Count every line that has "marker" in it and give the total, nothing more.
[BEGIN Provided data]
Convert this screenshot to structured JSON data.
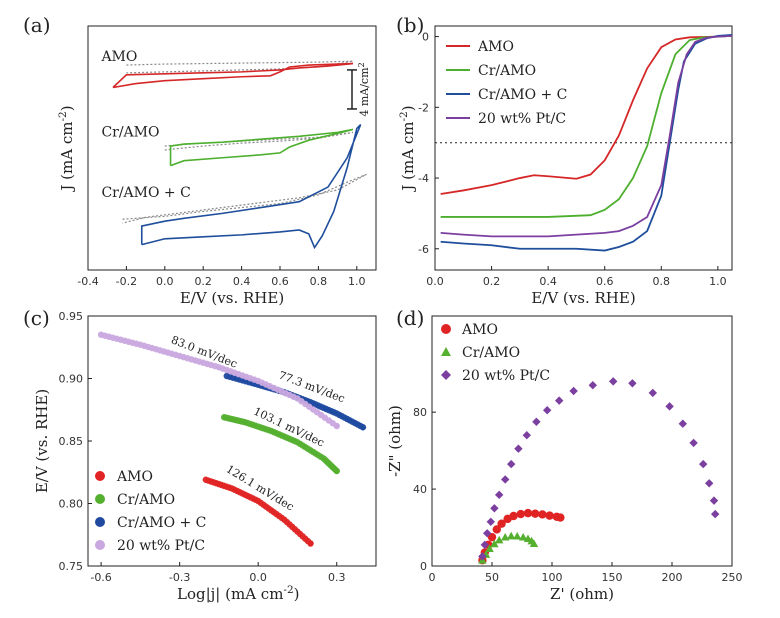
{
  "figure": {
    "panel_labels": [
      "(a)",
      "(b)",
      "(c)",
      "(d)"
    ]
  },
  "chart_data": [
    {
      "id": "a",
      "type": "line",
      "xlabel": "E/V (vs. RHE)",
      "ylabel": "J (mA cm",
      "ylabel_sup": "-2",
      "ylabel_close": ")",
      "xlim": [
        -0.4,
        1.1
      ],
      "xticks": [
        -0.4,
        -0.2,
        0.0,
        0.2,
        0.4,
        0.6,
        0.8,
        1.0
      ],
      "xticklabels": [
        "-0.4",
        "-0.2",
        "0.0",
        "0.2",
        "0.4",
        "0.6",
        "0.8",
        "1.0"
      ],
      "ylim": [
        -23,
        2
      ],
      "scalebar_label": "4 mA/cm",
      "scalebar_sup": "2",
      "scalebar": [
        -2.5,
        -6.5
      ],
      "series": [
        {
          "name": "AMO",
          "color": "#d62728",
          "label_at": [
            -0.33,
            -1.6
          ],
          "solid": [
            [
              -0.27,
              -4.3
            ],
            [
              -0.15,
              -3.9
            ],
            [
              0.0,
              -3.6
            ],
            [
              0.2,
              -3.4
            ],
            [
              0.4,
              -3.2
            ],
            [
              0.55,
              -3.1
            ],
            [
              0.6,
              -2.7
            ],
            [
              0.65,
              -2.2
            ],
            [
              0.75,
              -2.0
            ],
            [
              0.9,
              -1.9
            ],
            [
              0.98,
              -1.85
            ],
            [
              0.85,
              -2.1
            ],
            [
              0.7,
              -2.3
            ],
            [
              0.6,
              -2.5
            ],
            [
              0.4,
              -2.7
            ],
            [
              0.2,
              -2.8
            ],
            [
              0.0,
              -2.9
            ],
            [
              -0.2,
              -3.0
            ],
            [
              -0.27,
              -4.3
            ]
          ],
          "dotted": [
            [
              -0.2,
              -2.0
            ],
            [
              0.0,
              -1.9
            ],
            [
              0.2,
              -1.85
            ],
            [
              0.4,
              -1.8
            ],
            [
              0.6,
              -1.75
            ],
            [
              0.8,
              -1.7
            ],
            [
              0.98,
              -1.6
            ],
            [
              0.8,
              -2.2
            ],
            [
              0.6,
              -2.4
            ],
            [
              0.4,
              -2.5
            ],
            [
              0.2,
              -2.6
            ],
            [
              0.0,
              -2.7
            ],
            [
              -0.2,
              -2.8
            ]
          ]
        },
        {
          "name": "Cr/AMO",
          "color": "#4caf2e",
          "label_at": [
            -0.33,
            -9.3
          ],
          "solid": [
            [
              0.03,
              -12.3
            ],
            [
              0.1,
              -11.8
            ],
            [
              0.3,
              -11.5
            ],
            [
              0.5,
              -11.2
            ],
            [
              0.6,
              -11.0
            ],
            [
              0.65,
              -10.4
            ],
            [
              0.75,
              -9.7
            ],
            [
              0.9,
              -9.0
            ],
            [
              0.98,
              -8.6
            ],
            [
              0.9,
              -8.9
            ],
            [
              0.7,
              -9.3
            ],
            [
              0.5,
              -9.6
            ],
            [
              0.3,
              -9.9
            ],
            [
              0.1,
              -10.1
            ],
            [
              0.03,
              -10.3
            ],
            [
              0.03,
              -12.3
            ]
          ],
          "dotted": [
            [
              0.0,
              -10.7
            ],
            [
              0.2,
              -10.3
            ],
            [
              0.4,
              -10.0
            ],
            [
              0.6,
              -9.8
            ],
            [
              0.8,
              -9.5
            ],
            [
              0.98,
              -8.9
            ],
            [
              0.8,
              -9.4
            ],
            [
              0.6,
              -9.6
            ],
            [
              0.4,
              -9.8
            ],
            [
              0.2,
              -10.0
            ],
            [
              0.0,
              -10.3
            ]
          ]
        },
        {
          "name": "Cr/AMO + C",
          "color": "#1f4e9c",
          "label_at": [
            -0.33,
            -15.5
          ],
          "solid": [
            [
              -0.12,
              -20.4
            ],
            [
              0.0,
              -19.8
            ],
            [
              0.2,
              -19.6
            ],
            [
              0.4,
              -19.4
            ],
            [
              0.6,
              -19.1
            ],
            [
              0.7,
              -18.9
            ],
            [
              0.75,
              -19.3
            ],
            [
              0.78,
              -20.7
            ],
            [
              0.82,
              -19.5
            ],
            [
              0.88,
              -17.0
            ],
            [
              0.95,
              -12.5
            ],
            [
              1.0,
              -8.5
            ],
            [
              1.02,
              -8.1
            ],
            [
              0.95,
              -11.5
            ],
            [
              0.85,
              -14.5
            ],
            [
              0.7,
              -16.0
            ],
            [
              0.5,
              -16.6
            ],
            [
              0.3,
              -17.2
            ],
            [
              0.1,
              -17.7
            ],
            [
              0.0,
              -18.0
            ],
            [
              -0.12,
              -18.5
            ],
            [
              -0.12,
              -20.4
            ]
          ],
          "dotted": [
            [
              -0.22,
              -17.8
            ],
            [
              0.0,
              -17.5
            ],
            [
              0.2,
              -17.0
            ],
            [
              0.4,
              -16.6
            ],
            [
              0.6,
              -16.2
            ],
            [
              0.8,
              -15.3
            ],
            [
              0.95,
              -14.0
            ],
            [
              1.05,
              -13.2
            ],
            [
              0.9,
              -14.8
            ],
            [
              0.7,
              -15.6
            ],
            [
              0.5,
              -16.1
            ],
            [
              0.3,
              -16.6
            ],
            [
              0.1,
              -17.1
            ],
            [
              -0.1,
              -17.6
            ],
            [
              -0.22,
              -18.2
            ]
          ]
        }
      ]
    },
    {
      "id": "b",
      "type": "line",
      "xlabel": "E/V (vs. RHE)",
      "ylabel": "J (mA cm",
      "ylabel_sup": "-2",
      "ylabel_close": ")",
      "xlim": [
        0.0,
        1.05
      ],
      "xticks": [
        0.0,
        0.2,
        0.4,
        0.6,
        0.8,
        1.0
      ],
      "xticklabels": [
        "0.0",
        "0.2",
        "0.4",
        "0.6",
        "0.8",
        "1.0"
      ],
      "ylim": [
        -6.6,
        0.3
      ],
      "yticks": [
        0,
        -2,
        -4,
        -6
      ],
      "yticklabels": [
        "0",
        "-2",
        "-4",
        "-6"
      ],
      "hline": -3,
      "series": [
        {
          "name": "AMO",
          "color": "#d62728",
          "x": [
            0.02,
            0.1,
            0.2,
            0.3,
            0.35,
            0.4,
            0.5,
            0.55,
            0.6,
            0.65,
            0.7,
            0.75,
            0.8,
            0.85,
            0.9,
            1.0,
            1.05
          ],
          "y": [
            -4.45,
            -4.35,
            -4.2,
            -4.0,
            -3.92,
            -3.95,
            -4.02,
            -3.9,
            -3.5,
            -2.8,
            -1.8,
            -0.9,
            -0.3,
            -0.08,
            -0.02,
            0.0,
            0.02
          ]
        },
        {
          "name": "Cr/AMO",
          "color": "#4caf2e",
          "x": [
            0.02,
            0.2,
            0.4,
            0.55,
            0.6,
            0.65,
            0.7,
            0.75,
            0.8,
            0.85,
            0.9,
            0.95,
            1.0,
            1.05
          ],
          "y": [
            -5.1,
            -5.1,
            -5.1,
            -5.05,
            -4.9,
            -4.6,
            -4.0,
            -3.1,
            -1.6,
            -0.5,
            -0.1,
            -0.02,
            0.0,
            0.02
          ]
        },
        {
          "name": "Cr/AMO + C",
          "color": "#1f4e9c",
          "x": [
            0.02,
            0.1,
            0.2,
            0.3,
            0.4,
            0.5,
            0.6,
            0.65,
            0.7,
            0.75,
            0.8,
            0.83,
            0.86,
            0.88,
            0.92,
            0.96,
            1.0,
            1.05
          ],
          "y": [
            -5.8,
            -5.85,
            -5.9,
            -6.0,
            -6.0,
            -6.0,
            -6.05,
            -5.95,
            -5.8,
            -5.5,
            -4.5,
            -3.0,
            -1.5,
            -0.7,
            -0.2,
            -0.05,
            0.02,
            0.05
          ]
        },
        {
          "name": "20 wt% Pt/C",
          "color": "#7b3fa0",
          "x": [
            0.02,
            0.1,
            0.2,
            0.3,
            0.4,
            0.5,
            0.6,
            0.65,
            0.7,
            0.75,
            0.8,
            0.83,
            0.86,
            0.89,
            0.92,
            0.96,
            1.0,
            1.05
          ],
          "y": [
            -5.55,
            -5.6,
            -5.65,
            -5.65,
            -5.65,
            -5.6,
            -5.55,
            -5.5,
            -5.35,
            -5.1,
            -4.2,
            -2.8,
            -1.3,
            -0.5,
            -0.15,
            -0.03,
            0.0,
            0.02
          ]
        }
      ]
    },
    {
      "id": "c",
      "type": "scatter",
      "xlabel": "Log|j| (mA cm",
      "xlabel_sup": "-2",
      "xlabel_close": ")",
      "ylabel": "E/V (vs. RHE)",
      "xlim": [
        -0.65,
        0.45
      ],
      "ylim": [
        0.75,
        0.95
      ],
      "xticks": [
        -0.6,
        -0.3,
        0.0,
        0.3
      ],
      "xticklabels": [
        "-0.6",
        "-0.3",
        "0.0",
        "0.3"
      ],
      "yticks": [
        0.75,
        0.8,
        0.85,
        0.9,
        0.95
      ],
      "yticklabels": [
        "0.75",
        "0.80",
        "0.85",
        "0.90",
        "0.95"
      ],
      "series": [
        {
          "name": "AMO",
          "color": "#e02424",
          "slope_label": "126.1 mV/dec",
          "x": [
            -0.2,
            -0.1,
            0.0,
            0.1,
            0.2
          ],
          "y": [
            0.819,
            0.812,
            0.802,
            0.787,
            0.768
          ]
        },
        {
          "name": "Cr/AMO",
          "color": "#55b030",
          "slope_label": "103.1 mV/dec",
          "x": [
            -0.13,
            -0.05,
            0.05,
            0.15,
            0.25,
            0.3
          ],
          "y": [
            0.869,
            0.865,
            0.858,
            0.849,
            0.836,
            0.826
          ]
        },
        {
          "name": "Cr/AMO + C",
          "color": "#1f4aa0",
          "slope_label": "77.3 mV/dec",
          "x": [
            -0.12,
            0.0,
            0.1,
            0.2,
            0.3,
            0.4
          ],
          "y": [
            0.902,
            0.895,
            0.889,
            0.881,
            0.872,
            0.861
          ]
        },
        {
          "name": "20 wt% Pt/C",
          "color": "#c9a8df",
          "slope_label": "83.0 mV/dec",
          "x": [
            -0.6,
            -0.45,
            -0.3,
            -0.15,
            0.0,
            0.15,
            0.3
          ],
          "y": [
            0.935,
            0.927,
            0.918,
            0.909,
            0.898,
            0.884,
            0.862
          ]
        }
      ]
    },
    {
      "id": "d",
      "type": "scatter",
      "xlabel": "Z' (ohm)",
      "ylabel": "-Z\" (ohm)",
      "xlim": [
        0,
        250
      ],
      "ylim": [
        0,
        130
      ],
      "xticks": [
        0,
        50,
        100,
        150,
        200,
        250
      ],
      "xticklabels": [
        "0",
        "50",
        "100",
        "150",
        "200",
        "250"
      ],
      "yticks": [
        0,
        40,
        80
      ],
      "yticklabels": [
        "0",
        "40",
        "80"
      ],
      "series": [
        {
          "name": "AMO",
          "color": "#e02424",
          "marker": "circle",
          "x": [
            42,
            44,
            47,
            50,
            54,
            58,
            63,
            68,
            74,
            80,
            86,
            92,
            98,
            104,
            107
          ],
          "y": [
            3,
            7,
            11,
            15,
            19,
            22,
            24.5,
            26,
            27,
            27.5,
            27.2,
            26.8,
            26.2,
            25.6,
            25.2
          ]
        },
        {
          "name": "Cr/AMO",
          "color": "#55b030",
          "marker": "triangle",
          "x": [
            42,
            45,
            48,
            52,
            56,
            61,
            66,
            71,
            76,
            80,
            83,
            85
          ],
          "y": [
            3,
            6,
            9,
            11.5,
            13.5,
            15,
            15.6,
            15.5,
            15.0,
            14.2,
            13.0,
            11.6
          ]
        },
        {
          "name": "20 wt% Pt/C",
          "color": "#7b3fa0",
          "marker": "diamond",
          "x": [
            42,
            44,
            46,
            49,
            52,
            56,
            61,
            66,
            72,
            79,
            87,
            96,
            106,
            118,
            134,
            151,
            167,
            184,
            198,
            209,
            218,
            226,
            231,
            235,
            236
          ],
          "y": [
            5,
            11,
            17,
            23,
            30,
            37,
            45,
            53,
            61,
            68,
            75,
            81,
            86,
            91,
            94,
            96,
            95,
            90,
            83,
            74,
            64,
            53,
            43,
            34,
            27
          ]
        }
      ]
    }
  ]
}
[END Provided data]
Solution to this problem:
3